◆ Problem statement
All lines in which the word "JSON" occurs are to be extracted.

[Dataset records]
▬▬▬▬▬▬

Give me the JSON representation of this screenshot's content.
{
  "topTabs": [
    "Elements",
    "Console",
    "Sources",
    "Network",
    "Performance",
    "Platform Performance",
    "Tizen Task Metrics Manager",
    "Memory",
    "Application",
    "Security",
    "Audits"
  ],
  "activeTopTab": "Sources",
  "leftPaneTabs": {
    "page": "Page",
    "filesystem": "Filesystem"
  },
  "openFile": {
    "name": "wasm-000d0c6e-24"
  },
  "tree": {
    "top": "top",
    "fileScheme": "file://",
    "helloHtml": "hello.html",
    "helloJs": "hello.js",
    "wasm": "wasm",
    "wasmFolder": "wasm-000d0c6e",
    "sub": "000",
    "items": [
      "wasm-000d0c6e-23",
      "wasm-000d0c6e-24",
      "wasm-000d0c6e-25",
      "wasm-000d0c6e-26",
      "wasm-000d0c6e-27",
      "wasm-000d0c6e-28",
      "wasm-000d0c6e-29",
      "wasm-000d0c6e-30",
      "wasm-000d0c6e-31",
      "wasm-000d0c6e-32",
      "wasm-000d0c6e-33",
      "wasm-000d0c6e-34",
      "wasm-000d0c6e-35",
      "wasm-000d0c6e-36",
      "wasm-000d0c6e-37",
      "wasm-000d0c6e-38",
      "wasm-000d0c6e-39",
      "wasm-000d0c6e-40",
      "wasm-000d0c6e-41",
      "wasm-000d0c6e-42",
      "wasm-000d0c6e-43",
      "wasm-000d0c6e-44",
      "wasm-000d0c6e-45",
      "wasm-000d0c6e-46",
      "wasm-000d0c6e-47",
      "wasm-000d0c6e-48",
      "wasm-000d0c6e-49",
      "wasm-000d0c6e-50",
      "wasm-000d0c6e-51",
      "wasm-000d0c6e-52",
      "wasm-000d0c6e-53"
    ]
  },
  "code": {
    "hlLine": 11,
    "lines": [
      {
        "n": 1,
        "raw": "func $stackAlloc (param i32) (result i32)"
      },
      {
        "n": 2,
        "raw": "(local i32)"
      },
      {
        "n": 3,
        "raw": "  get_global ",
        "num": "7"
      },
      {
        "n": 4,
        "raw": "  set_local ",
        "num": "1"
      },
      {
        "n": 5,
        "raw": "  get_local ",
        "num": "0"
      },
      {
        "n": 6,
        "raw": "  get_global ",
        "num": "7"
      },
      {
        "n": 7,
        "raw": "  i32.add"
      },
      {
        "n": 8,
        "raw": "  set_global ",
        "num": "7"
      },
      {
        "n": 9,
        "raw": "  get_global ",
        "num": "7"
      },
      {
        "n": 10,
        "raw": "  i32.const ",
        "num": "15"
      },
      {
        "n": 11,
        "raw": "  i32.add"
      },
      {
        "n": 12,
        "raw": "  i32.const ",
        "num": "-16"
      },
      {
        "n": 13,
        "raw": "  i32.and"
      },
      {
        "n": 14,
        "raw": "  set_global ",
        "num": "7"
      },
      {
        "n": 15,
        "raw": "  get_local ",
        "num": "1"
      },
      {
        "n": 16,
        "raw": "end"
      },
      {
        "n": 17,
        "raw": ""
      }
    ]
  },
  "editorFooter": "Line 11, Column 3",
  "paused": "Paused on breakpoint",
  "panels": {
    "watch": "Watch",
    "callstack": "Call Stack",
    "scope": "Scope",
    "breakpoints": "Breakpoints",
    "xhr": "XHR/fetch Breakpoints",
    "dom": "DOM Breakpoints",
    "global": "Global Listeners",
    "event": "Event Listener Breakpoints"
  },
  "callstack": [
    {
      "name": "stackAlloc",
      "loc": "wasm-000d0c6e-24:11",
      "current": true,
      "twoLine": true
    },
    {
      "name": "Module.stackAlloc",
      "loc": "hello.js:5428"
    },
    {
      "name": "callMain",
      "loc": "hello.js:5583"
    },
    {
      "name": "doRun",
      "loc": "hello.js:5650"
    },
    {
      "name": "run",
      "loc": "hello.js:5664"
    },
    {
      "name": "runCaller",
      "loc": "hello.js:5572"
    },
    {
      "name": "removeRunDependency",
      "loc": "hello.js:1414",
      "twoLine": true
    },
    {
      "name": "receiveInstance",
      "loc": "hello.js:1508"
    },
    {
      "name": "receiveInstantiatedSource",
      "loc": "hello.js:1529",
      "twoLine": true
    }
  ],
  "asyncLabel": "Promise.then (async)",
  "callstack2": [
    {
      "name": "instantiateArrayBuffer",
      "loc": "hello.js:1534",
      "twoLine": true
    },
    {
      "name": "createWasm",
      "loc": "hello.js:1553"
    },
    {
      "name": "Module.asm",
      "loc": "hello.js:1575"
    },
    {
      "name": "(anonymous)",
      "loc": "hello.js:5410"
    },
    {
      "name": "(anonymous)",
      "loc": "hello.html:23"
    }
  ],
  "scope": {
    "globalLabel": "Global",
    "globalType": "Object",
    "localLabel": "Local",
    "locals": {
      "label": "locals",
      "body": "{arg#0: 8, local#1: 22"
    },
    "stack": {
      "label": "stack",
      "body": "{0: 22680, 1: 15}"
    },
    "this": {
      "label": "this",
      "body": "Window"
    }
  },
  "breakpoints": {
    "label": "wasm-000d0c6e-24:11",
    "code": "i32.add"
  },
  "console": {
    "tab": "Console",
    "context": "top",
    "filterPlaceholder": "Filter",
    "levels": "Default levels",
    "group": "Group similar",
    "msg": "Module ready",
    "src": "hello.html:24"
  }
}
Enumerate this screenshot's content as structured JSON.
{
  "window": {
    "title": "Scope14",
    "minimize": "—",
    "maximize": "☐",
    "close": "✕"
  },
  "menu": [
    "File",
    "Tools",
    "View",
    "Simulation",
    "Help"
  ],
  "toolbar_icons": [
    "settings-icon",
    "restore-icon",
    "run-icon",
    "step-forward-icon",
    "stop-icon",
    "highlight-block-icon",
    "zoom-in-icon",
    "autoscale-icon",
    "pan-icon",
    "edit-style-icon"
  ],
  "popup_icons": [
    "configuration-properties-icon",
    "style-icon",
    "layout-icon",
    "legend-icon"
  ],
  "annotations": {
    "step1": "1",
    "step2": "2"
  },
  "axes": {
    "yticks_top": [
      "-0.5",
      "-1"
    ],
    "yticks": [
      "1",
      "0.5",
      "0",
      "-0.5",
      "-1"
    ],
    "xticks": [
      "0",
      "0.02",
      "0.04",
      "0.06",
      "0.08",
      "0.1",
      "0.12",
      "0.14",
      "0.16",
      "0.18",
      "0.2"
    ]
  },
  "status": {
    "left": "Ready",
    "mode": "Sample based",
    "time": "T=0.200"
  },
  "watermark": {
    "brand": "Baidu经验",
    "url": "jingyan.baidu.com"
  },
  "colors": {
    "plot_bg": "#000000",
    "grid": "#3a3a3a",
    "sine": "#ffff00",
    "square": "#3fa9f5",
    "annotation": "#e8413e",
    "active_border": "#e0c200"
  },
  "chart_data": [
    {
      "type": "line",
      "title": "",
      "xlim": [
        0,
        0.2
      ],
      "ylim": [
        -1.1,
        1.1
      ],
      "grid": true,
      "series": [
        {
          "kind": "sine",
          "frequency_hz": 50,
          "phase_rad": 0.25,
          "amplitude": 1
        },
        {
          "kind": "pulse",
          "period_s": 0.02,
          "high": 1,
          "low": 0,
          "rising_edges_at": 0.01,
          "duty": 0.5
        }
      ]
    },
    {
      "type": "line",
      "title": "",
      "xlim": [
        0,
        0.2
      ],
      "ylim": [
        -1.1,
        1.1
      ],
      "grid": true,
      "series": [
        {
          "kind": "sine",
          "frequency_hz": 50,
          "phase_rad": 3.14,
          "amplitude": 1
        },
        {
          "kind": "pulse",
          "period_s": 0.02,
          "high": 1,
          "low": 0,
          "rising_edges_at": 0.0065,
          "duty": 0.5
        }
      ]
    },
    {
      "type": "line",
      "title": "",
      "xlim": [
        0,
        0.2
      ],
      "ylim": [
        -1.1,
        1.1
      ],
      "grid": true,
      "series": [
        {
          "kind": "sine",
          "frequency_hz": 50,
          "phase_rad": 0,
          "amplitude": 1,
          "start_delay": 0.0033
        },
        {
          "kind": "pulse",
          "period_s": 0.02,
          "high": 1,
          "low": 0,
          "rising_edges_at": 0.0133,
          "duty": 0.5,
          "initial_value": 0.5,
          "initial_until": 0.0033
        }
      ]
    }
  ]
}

▬▬▬▬▬▬

◆ Solution to this exercise
Give me the JSON representation of this screenshot's content.
Enumerate this screenshot's content as structured JSON.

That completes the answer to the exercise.